**Supplied passage**:

+--

My best friend and my ex-husband used to marvel at my ability to forget. They said they held my hurts for me, remembered for me. I remember one evening,  after the three of us had enjoyed dinner together, we sat in the living room and they recounted all the wrongs people had done me in the time they’d known me. I was awed that they remembered. I was surprised that they cared about these things. None of the events they recounted were strange to me. I knew they had happened. I had simply chosen not to remember them, not to let them impact my life, at least not consciously.

My strategy has been to try to keep the lessons, but leave behind the emotion, especially the pain, to forget the details. In my work over the last year on healthy relationships, a culmination of over 20 years of work, I have learned that my strategy has at times crippled me. When I forget the details, the lesson is weaker. I am now working to embrace the details, keep the lessons, and forgive.

+--

**Given exercise 1**: Summarize the passage on forgetting past hurts in two sentences.
**Given exercise 2**: Carry on the passage on forgetting past hurts, starting after its final sentence.

+--

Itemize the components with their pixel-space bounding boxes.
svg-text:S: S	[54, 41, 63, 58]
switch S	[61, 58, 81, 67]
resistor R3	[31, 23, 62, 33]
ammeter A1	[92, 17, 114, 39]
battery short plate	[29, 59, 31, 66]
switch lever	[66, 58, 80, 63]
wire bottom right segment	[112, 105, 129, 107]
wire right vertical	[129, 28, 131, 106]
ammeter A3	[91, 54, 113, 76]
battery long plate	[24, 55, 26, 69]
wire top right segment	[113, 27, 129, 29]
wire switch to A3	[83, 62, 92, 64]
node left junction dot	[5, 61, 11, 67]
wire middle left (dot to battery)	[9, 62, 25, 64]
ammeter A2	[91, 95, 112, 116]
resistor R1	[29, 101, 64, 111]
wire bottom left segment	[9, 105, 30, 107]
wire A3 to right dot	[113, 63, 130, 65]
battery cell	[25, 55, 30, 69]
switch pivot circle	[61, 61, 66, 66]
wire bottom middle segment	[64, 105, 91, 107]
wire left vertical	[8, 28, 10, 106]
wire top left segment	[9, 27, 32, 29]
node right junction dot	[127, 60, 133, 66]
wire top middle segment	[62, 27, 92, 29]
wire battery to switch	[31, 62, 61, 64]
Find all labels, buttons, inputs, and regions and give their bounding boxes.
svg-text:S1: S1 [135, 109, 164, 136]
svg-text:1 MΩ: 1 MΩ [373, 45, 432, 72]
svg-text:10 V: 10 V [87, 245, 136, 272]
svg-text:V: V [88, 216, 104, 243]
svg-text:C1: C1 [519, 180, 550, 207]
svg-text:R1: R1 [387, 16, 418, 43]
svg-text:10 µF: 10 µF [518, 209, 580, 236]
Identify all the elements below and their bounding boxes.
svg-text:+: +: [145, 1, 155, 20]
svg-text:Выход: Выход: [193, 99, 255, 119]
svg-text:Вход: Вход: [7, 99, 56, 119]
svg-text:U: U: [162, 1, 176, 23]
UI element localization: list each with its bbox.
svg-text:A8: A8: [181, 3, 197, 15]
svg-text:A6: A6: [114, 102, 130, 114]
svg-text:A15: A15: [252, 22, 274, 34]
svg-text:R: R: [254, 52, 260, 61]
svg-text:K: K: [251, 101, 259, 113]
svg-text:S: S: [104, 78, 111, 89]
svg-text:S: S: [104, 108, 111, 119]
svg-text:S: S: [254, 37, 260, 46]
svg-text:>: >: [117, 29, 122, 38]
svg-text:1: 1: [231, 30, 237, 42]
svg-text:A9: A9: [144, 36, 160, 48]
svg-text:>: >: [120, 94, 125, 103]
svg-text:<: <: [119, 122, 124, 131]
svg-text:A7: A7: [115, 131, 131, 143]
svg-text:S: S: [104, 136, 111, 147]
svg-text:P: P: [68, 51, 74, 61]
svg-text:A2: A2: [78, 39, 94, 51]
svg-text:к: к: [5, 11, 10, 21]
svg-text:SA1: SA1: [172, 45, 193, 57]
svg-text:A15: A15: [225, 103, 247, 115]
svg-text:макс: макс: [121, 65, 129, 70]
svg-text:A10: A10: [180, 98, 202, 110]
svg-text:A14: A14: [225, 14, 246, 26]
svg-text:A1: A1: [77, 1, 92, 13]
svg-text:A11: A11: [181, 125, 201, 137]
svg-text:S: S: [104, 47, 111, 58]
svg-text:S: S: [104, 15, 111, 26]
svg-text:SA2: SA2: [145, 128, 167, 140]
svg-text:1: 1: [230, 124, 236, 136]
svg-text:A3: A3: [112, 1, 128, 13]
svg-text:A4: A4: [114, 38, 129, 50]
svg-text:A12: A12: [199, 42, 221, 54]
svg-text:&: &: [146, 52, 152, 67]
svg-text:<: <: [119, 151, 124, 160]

+--

**Task output 1**: The writer's best friend and ex-husband marveled at the writer's ability to forget, and once, after dinner, they recounted all the wrongs people had done the writer; the writer knew those events had happened but had chosen not to remember them. A year of work on healthy relationships has shown the writer that keeping the lessons while forgetting the details and pain has at times been crippling, because forgetting the details weakens the lesson, so the writer is now working to embrace the details, keep the lessons, and forgive.

**Task output 2**:
Here is my problem: When I forget, I remain positive. I remain optimistic about possibilities. I seek to understand the other. When I forget, it is easy to forgive. But, when I remember, the lessons have more weight behind them, are easier to sustain, have a stronger foundation. When I remember, it is sometimes harder to remain positive, optimistic, to forgive.

I am struggling with forgiveness in this. I don’t want to hold grudges, but I do need to keep appropriate boundaries. Forgiveness, to me, implies understanding, that “it’s ok”; forgiveness opens the possibility of a reconnection later, for second, third, maybe fourth chances.

In some cases, that simply cannot be.

As I try to embrace mindful remembrance without emotion so that lessons will have strength, I struggle also with forgiveness and separation. We all make mistakes. We all learn. We all grow. No one is perfect. But at times, doors do need to be closed and bridges do need to be burned.

I am trying to find the balance.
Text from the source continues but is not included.